__GIVEN RECORDS__:

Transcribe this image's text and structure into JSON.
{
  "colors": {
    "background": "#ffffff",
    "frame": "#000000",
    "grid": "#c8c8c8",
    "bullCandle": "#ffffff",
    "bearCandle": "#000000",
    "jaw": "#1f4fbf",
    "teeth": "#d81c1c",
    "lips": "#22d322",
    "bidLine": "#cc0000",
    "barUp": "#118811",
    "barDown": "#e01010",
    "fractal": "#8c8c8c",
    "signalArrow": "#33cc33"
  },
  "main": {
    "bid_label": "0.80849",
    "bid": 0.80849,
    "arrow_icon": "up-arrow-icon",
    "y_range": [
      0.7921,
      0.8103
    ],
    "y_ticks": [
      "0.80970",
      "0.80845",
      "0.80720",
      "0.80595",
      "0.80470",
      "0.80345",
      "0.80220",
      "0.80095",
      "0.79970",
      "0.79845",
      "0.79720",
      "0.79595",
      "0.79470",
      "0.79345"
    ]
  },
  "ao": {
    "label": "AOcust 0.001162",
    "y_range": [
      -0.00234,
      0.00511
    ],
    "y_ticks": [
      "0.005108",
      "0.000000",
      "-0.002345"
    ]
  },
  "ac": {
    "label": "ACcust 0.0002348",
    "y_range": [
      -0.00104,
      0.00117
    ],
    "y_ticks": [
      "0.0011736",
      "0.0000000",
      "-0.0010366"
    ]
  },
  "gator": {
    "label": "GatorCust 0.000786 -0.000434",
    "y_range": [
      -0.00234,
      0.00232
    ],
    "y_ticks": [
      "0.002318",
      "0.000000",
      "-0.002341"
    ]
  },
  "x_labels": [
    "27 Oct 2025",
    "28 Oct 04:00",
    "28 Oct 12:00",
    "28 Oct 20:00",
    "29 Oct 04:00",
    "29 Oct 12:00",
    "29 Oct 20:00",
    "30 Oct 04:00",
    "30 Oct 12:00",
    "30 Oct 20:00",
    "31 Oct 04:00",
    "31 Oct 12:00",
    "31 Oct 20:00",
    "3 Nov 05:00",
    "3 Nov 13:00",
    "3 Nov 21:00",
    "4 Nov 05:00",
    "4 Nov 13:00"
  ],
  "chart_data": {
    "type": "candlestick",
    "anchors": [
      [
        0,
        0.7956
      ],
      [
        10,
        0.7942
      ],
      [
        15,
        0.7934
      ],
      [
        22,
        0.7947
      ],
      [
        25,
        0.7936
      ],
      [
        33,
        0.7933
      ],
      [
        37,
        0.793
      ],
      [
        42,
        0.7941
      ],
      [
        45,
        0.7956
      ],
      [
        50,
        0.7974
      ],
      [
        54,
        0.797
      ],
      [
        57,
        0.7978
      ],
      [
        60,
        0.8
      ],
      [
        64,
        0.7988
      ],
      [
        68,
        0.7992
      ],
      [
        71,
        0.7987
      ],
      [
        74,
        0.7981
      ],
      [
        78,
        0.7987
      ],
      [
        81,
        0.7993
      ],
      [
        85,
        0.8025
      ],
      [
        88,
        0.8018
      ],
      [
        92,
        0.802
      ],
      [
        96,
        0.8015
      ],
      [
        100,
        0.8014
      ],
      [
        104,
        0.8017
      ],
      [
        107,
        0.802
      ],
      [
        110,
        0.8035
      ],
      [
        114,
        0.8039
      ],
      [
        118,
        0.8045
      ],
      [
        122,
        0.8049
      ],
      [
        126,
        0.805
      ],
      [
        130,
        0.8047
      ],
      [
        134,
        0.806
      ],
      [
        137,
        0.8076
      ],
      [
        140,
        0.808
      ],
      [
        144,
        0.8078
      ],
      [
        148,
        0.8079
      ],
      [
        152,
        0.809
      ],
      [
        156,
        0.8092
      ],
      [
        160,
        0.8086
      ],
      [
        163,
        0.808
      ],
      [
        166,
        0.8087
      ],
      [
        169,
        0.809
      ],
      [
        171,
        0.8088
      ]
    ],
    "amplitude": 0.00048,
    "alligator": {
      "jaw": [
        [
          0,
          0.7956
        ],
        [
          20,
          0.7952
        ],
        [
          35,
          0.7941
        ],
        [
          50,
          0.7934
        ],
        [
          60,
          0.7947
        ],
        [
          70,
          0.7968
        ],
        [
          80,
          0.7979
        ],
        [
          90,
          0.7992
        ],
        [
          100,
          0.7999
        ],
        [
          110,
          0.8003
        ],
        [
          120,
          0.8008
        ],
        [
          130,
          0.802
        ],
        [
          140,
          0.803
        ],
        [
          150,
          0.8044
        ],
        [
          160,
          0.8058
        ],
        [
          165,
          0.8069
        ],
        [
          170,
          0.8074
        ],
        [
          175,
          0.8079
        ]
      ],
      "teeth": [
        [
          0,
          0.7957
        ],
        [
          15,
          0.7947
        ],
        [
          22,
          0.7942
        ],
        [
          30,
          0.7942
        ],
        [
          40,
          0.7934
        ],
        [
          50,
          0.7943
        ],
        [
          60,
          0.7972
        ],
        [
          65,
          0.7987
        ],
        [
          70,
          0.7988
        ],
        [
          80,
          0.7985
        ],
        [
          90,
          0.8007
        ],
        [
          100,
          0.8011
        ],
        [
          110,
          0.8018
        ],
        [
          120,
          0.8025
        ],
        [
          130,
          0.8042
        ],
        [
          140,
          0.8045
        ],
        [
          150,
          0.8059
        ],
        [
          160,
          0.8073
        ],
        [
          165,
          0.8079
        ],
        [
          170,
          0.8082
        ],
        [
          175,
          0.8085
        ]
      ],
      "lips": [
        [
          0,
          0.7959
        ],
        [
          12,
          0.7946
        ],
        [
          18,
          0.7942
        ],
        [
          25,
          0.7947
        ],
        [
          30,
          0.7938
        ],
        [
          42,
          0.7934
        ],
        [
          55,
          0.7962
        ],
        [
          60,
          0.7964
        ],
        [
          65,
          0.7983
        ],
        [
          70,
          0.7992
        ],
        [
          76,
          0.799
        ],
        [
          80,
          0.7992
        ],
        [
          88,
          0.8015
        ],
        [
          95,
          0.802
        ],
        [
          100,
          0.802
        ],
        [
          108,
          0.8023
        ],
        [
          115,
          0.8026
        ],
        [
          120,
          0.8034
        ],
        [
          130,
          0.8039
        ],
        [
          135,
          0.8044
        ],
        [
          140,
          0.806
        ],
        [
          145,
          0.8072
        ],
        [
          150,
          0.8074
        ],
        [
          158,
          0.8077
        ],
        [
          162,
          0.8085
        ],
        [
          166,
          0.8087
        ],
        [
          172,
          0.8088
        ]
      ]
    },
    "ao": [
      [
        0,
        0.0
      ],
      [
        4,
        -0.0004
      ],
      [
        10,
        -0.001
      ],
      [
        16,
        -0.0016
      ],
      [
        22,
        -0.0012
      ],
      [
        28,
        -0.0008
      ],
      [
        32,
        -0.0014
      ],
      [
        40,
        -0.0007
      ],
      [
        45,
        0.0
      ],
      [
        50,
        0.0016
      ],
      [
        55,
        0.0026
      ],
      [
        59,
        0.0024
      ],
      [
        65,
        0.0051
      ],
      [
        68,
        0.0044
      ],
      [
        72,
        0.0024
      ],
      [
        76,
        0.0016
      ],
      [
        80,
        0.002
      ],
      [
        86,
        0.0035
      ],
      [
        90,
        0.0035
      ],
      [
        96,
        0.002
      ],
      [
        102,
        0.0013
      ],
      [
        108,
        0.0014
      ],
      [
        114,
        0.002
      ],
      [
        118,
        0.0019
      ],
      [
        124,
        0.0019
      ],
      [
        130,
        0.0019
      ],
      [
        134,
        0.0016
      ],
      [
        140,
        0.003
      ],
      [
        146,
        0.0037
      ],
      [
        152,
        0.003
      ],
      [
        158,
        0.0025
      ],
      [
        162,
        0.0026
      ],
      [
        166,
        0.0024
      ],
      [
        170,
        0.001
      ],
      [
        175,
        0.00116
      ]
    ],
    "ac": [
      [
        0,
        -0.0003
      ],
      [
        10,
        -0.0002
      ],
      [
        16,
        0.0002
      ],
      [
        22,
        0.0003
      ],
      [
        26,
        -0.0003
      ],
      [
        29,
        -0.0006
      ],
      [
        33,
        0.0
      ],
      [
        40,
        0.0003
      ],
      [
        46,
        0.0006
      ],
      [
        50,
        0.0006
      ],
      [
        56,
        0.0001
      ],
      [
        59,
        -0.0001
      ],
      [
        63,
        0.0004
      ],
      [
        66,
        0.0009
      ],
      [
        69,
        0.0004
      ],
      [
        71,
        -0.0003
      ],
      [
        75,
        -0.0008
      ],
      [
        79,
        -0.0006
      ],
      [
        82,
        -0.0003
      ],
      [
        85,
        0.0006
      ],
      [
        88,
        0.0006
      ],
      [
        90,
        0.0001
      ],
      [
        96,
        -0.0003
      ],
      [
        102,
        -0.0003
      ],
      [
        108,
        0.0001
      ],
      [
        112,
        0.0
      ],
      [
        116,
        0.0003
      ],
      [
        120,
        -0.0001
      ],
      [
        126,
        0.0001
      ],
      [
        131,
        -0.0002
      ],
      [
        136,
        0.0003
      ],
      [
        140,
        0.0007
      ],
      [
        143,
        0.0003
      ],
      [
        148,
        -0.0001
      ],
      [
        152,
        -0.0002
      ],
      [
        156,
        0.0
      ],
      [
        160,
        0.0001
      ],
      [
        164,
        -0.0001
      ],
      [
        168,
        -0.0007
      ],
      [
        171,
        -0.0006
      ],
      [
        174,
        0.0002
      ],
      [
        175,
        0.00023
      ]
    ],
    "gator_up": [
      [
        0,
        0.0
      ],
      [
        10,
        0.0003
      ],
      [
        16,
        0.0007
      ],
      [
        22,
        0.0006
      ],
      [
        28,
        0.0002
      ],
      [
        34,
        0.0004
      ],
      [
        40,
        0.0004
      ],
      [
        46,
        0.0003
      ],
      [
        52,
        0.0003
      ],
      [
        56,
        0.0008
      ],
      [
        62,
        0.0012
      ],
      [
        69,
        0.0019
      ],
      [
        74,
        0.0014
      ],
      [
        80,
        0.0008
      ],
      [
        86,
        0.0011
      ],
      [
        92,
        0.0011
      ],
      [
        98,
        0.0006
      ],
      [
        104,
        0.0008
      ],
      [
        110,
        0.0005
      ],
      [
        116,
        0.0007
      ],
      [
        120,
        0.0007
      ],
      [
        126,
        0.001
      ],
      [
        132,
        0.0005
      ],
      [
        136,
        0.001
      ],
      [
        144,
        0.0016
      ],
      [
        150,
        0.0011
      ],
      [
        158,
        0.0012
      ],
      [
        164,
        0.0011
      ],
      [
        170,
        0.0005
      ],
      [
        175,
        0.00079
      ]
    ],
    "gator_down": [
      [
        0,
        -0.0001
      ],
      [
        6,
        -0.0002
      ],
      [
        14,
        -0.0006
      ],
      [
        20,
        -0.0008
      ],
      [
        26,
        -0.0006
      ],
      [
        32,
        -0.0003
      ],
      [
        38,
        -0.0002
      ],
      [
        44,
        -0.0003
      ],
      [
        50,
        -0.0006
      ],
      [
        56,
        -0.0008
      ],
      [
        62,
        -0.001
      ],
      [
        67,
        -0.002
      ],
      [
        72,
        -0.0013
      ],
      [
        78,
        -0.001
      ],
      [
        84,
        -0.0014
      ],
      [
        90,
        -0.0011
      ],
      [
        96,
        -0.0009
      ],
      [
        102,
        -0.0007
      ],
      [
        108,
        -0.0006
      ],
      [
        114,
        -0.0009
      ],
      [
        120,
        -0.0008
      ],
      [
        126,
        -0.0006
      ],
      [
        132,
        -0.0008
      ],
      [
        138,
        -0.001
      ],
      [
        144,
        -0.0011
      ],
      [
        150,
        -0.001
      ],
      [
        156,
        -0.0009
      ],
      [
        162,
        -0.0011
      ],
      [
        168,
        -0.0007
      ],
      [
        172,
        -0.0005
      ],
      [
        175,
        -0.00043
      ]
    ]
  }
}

__PROBLEM__: Go through the records above and copy every line with the word "ffffff".

__RIGHT ANSWER__:
    "background": "#ffffff",
    "bullCandle": "#ffffff",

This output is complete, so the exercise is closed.